#### The problem:
Copy the lines verbatim from the start of the records through the line containing "192, 446, 207]", including that line.

#### Supplied information:
—————

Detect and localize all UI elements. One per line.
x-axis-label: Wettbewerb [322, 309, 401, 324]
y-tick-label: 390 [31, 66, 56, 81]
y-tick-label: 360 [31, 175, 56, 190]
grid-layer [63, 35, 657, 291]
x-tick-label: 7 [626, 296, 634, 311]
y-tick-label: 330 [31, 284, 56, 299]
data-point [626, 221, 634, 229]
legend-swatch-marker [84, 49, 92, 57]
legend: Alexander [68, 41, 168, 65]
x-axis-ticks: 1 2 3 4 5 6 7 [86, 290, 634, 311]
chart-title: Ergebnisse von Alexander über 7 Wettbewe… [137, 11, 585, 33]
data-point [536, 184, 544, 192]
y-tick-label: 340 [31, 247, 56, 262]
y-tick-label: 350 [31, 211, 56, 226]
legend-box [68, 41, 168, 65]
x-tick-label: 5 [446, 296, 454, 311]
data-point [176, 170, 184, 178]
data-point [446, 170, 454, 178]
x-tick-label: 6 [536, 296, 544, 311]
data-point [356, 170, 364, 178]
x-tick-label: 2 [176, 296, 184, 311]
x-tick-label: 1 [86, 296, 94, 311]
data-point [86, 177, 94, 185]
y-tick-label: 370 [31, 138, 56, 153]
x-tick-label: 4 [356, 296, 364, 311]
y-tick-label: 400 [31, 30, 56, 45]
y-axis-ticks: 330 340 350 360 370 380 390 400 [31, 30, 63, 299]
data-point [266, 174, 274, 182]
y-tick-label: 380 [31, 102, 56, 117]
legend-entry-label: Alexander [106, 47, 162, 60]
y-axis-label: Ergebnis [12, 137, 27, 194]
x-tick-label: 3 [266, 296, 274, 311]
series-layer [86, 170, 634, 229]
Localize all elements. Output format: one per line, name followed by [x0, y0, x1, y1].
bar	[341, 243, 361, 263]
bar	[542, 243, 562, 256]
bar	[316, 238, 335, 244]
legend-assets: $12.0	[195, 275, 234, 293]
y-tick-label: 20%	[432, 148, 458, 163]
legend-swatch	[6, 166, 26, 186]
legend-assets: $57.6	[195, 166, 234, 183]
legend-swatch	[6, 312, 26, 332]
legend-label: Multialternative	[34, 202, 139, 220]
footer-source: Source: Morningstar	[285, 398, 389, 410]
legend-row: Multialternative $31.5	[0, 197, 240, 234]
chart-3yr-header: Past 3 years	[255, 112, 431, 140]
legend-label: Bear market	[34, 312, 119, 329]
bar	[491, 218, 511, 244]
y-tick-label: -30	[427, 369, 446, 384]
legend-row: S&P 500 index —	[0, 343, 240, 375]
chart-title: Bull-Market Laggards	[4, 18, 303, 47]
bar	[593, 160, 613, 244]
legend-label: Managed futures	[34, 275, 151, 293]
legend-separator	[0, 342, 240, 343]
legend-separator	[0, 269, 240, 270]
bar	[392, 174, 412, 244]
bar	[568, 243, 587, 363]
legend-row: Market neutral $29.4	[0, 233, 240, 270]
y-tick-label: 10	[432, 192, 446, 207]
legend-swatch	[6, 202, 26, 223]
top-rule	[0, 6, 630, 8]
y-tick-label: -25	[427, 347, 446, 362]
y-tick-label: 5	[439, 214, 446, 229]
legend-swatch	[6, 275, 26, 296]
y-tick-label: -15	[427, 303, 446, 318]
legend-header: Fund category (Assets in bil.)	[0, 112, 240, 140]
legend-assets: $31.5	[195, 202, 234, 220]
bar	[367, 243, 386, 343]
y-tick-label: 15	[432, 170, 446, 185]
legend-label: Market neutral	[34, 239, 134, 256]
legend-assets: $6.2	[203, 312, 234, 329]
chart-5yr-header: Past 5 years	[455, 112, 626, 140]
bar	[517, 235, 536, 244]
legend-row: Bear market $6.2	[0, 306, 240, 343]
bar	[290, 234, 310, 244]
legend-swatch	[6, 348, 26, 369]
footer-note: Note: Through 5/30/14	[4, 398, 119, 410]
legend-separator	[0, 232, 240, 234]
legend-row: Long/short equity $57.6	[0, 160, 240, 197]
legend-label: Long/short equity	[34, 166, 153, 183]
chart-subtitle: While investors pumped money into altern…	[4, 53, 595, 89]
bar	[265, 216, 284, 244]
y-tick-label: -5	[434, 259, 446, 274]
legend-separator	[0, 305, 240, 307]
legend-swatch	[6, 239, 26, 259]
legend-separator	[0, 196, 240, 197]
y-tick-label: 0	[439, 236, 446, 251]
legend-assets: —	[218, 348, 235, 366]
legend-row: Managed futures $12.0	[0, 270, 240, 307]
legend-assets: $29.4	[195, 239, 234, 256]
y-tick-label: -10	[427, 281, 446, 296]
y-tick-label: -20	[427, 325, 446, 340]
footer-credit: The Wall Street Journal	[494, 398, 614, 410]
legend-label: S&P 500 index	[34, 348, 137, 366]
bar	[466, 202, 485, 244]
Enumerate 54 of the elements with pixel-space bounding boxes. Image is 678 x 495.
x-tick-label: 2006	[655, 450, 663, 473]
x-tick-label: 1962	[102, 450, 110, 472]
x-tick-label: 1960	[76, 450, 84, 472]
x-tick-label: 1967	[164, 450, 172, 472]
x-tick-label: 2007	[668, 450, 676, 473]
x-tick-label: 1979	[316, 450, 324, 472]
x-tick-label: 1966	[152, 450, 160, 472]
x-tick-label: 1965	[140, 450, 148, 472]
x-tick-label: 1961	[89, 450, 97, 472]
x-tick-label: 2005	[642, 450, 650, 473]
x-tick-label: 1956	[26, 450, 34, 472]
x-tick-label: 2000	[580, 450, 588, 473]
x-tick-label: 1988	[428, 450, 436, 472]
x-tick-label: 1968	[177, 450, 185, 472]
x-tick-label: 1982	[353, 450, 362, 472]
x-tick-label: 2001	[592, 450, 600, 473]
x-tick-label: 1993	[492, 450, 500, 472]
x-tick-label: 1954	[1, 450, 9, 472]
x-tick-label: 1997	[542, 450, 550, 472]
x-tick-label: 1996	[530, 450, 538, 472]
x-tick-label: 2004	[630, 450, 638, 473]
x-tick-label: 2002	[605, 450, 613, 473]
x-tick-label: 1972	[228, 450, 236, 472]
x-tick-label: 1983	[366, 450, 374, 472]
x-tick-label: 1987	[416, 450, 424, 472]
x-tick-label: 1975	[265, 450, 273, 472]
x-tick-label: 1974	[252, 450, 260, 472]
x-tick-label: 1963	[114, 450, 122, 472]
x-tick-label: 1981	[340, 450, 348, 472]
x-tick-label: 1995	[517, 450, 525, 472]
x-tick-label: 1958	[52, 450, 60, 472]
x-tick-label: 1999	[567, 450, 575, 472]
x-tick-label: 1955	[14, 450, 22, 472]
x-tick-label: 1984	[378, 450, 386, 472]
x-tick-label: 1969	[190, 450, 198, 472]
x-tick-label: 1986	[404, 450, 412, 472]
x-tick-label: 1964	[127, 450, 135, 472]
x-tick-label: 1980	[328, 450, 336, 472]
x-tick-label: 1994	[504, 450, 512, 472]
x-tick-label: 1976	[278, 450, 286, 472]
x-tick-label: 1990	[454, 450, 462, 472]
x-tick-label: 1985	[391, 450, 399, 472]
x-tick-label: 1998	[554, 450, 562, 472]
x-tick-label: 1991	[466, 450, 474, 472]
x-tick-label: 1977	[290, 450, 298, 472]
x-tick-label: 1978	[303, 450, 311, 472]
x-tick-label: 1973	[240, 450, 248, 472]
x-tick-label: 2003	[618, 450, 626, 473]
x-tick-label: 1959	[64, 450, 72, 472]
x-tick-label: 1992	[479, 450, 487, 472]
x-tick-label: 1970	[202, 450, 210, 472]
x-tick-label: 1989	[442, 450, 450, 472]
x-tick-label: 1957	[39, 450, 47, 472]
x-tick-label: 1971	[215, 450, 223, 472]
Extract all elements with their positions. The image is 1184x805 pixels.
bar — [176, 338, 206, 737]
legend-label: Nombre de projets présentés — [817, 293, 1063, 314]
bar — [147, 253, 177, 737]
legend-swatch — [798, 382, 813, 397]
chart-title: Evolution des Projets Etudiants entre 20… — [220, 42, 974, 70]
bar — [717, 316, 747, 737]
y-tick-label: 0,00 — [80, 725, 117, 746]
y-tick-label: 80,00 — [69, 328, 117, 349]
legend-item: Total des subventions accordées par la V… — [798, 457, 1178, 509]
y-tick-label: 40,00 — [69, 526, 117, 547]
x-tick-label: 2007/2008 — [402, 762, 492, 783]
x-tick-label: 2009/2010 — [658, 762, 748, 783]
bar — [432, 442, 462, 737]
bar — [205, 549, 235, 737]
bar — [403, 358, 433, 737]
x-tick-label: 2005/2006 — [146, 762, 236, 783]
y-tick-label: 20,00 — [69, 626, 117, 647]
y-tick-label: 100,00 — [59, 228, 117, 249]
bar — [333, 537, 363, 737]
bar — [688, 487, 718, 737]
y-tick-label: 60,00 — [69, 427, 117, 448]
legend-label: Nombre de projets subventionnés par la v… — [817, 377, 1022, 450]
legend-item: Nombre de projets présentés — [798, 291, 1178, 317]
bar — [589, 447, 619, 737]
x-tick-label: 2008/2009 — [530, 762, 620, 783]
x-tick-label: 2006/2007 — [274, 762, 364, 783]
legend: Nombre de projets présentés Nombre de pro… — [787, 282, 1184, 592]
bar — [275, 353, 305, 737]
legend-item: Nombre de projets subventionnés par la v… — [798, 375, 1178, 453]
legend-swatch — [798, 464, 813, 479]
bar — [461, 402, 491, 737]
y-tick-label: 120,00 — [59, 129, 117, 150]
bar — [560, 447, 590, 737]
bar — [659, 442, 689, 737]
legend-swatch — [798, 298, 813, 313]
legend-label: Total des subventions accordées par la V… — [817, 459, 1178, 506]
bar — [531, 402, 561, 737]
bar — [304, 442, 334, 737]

—————

#### Answer to the problem:
Detect and localize all UI elements. One per line.
x-axis-label: Wettbewerb [322, 309, 401, 324]
y-tick-label: 390 [31, 66, 56, 81]
y-tick-label: 360 [31, 175, 56, 190]
grid-layer [63, 35, 657, 291]
x-tick-label: 7 [626, 296, 634, 311]
y-tick-label: 330 [31, 284, 56, 299]
data-point [626, 221, 634, 229]
legend-swatch-marker [84, 49, 92, 57]
legend: Alexander [68, 41, 168, 65]
x-axis-ticks: 1 2 3 4 5 6 7 [86, 290, 634, 311]
chart-title: Ergebnisse von Alexander über 7 Wettbewe… [137, 11, 585, 33]
data-point [536, 184, 544, 192]
y-tick-label: 340 [31, 247, 56, 262]
y-tick-label: 350 [31, 211, 56, 226]
legend-box [68, 41, 168, 65]
x-tick-label: 5 [446, 296, 454, 311]
data-point [176, 170, 184, 178]
data-point [446, 170, 454, 178]
x-tick-label: 6 [536, 296, 544, 311]
data-point [356, 170, 364, 178]
x-tick-label: 2 [176, 296, 184, 311]
x-tick-label: 1 [86, 296, 94, 311]
data-point [86, 177, 94, 185]
y-tick-label: 370 [31, 138, 56, 153]
x-tick-label: 4 [356, 296, 364, 311]
y-tick-label: 400 [31, 30, 56, 45]
y-axis-ticks: 330 340 350 360 370 380 390 400 [31, 30, 63, 299]
data-point [266, 174, 274, 182]
y-tick-label: 380 [31, 102, 56, 117]
legend-entry-label: Alexander [106, 47, 162, 60]
y-axis-label: Ergebnis [12, 137, 27, 194]
x-tick-label: 3 [266, 296, 274, 311]
series-layer [86, 170, 634, 229]
Localize all elements. Output format: one per line, name followed by [x0, y0, x1, y1].
bar	[341, 243, 361, 263]
bar	[542, 243, 562, 256]
bar	[316, 238, 335, 244]
legend-assets: $12.0	[195, 275, 234, 293]
y-tick-label: 20%	[432, 148, 458, 163]
legend-swatch	[6, 166, 26, 186]
legend-assets: $57.6	[195, 166, 234, 183]
legend-swatch	[6, 312, 26, 332]
legend-label: Multialternative	[34, 202, 139, 220]
footer-source: Source: Morningstar	[285, 398, 389, 410]
legend-row: Multialternative $31.5	[0, 197, 240, 234]
chart-3yr-header: Past 3 years	[255, 112, 431, 140]
legend-label: Bear market	[34, 312, 119, 329]
bar	[491, 218, 511, 244]
y-tick-label: -30	[427, 369, 446, 384]
legend-row: S&P 500 index —	[0, 343, 240, 375]
chart-title: Bull-Market Laggards	[4, 18, 303, 47]
bar	[593, 160, 613, 244]
legend-label: Managed futures	[34, 275, 151, 293]
legend-separator	[0, 342, 240, 343]
legend-separator	[0, 269, 240, 270]
bar	[392, 174, 412, 244]
bar	[568, 243, 587, 363]
legend-row: Market neutral $29.4	[0, 233, 240, 270]
y-tick-label: 10	[432, 192, 446, 207]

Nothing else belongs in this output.